-- BEGIN Listed entries --

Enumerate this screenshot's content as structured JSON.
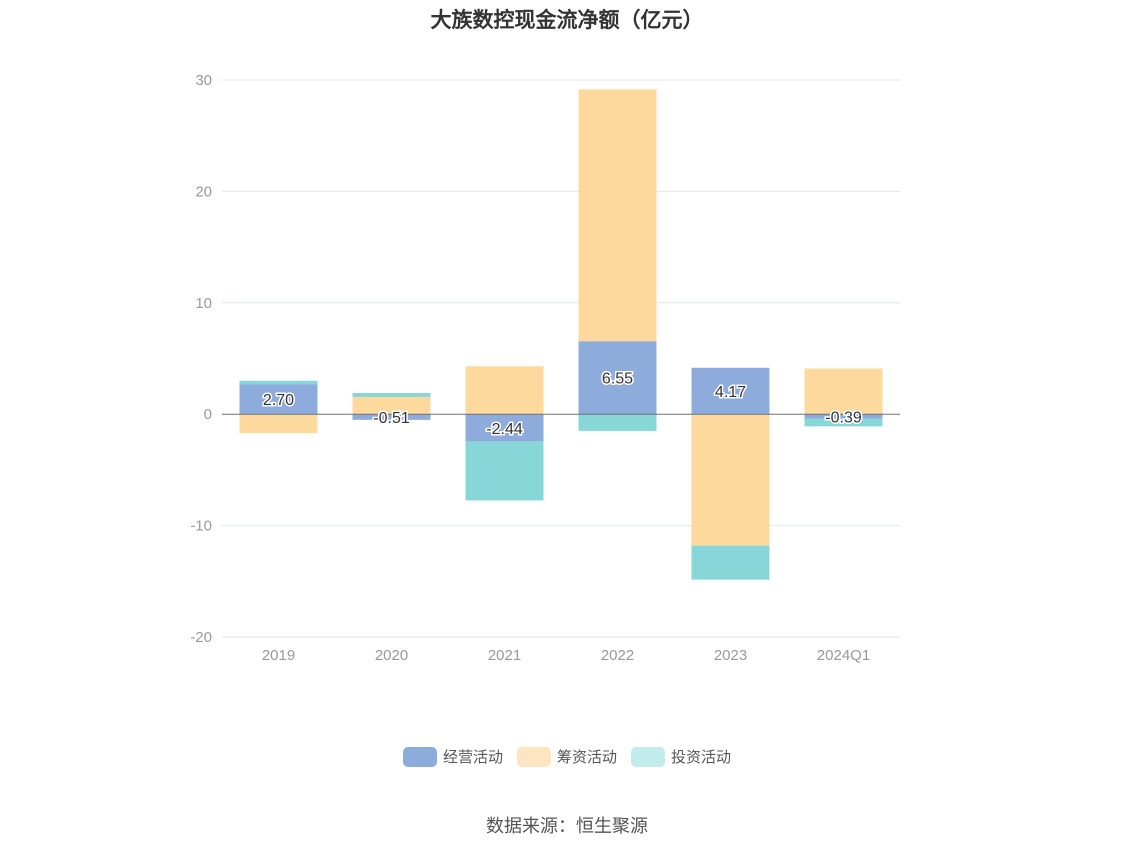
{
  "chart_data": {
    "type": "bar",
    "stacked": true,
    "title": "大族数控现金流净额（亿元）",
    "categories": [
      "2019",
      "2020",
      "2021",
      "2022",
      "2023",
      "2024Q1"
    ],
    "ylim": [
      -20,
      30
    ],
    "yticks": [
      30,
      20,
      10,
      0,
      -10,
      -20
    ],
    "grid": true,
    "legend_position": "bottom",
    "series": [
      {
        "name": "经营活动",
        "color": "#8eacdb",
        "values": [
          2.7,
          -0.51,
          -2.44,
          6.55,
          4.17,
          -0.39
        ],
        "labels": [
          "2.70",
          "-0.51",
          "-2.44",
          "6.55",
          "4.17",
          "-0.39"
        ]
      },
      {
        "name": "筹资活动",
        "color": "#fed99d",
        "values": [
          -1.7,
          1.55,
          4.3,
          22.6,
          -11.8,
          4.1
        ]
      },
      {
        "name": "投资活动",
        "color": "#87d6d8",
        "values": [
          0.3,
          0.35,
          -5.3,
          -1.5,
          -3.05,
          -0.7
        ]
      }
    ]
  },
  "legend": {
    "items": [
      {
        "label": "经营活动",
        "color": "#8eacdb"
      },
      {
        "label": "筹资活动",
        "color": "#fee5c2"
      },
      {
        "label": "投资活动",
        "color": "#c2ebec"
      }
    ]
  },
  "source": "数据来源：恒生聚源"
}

-- END Listed entries --

**Work to complete**.
Omit every picture, then reproduce the rest of the listing exactly.

**Solution below**.
Enumerate this screenshot's content as structured JSON.
{
  "chart_data": {
    "type": "bar",
    "stacked": true,
    "title": "大族数控现金流净额（亿元）",
    "categories": [
      "2019",
      "2020",
      "2021",
      "2022",
      "2023",
      "2024Q1"
    ],
    "ylim": [
      -20,
      30
    ],
    "yticks": [
      30,
      20,
      10,
      0,
      -10,
      -20
    ],
    "grid": true,
    "legend_position": "bottom",
    "series": [
      {
        "name": "经营活动",
        "color": "#8eacdb",
        "values": [
          2.7,
          -0.51,
          -2.44,
          6.55,
          4.17,
          -0.39
        ],
        "labels": [
          "2.70",
          "-0.51",
          "-2.44",
          "6.55",
          "4.17",
          "-0.39"
        ]
      },
      {
        "name": "筹资活动",
        "color": "#fed99d",
        "values": [
          -1.7,
          1.55,
          4.3,
          22.6,
          -11.8,
          4.1
        ]
      },
      {
        "name": "投资活动",
        "color": "#87d6d8",
        "values": [
          0.3,
          0.35,
          -5.3,
          -1.5,
          -3.05,
          -0.7
        ]
      }
    ]
  },
  "legend": {
    "items": [
      {
        "label": "经营活动",
        "color": "#8eacdb"
      },
      {
        "label": "筹资活动",
        "color": "#fee5c2"
      },
      {
        "label": "投资活动",
        "color": "#c2ebec"
      }
    ]
  },
  "source": "数据来源：恒生聚源"
}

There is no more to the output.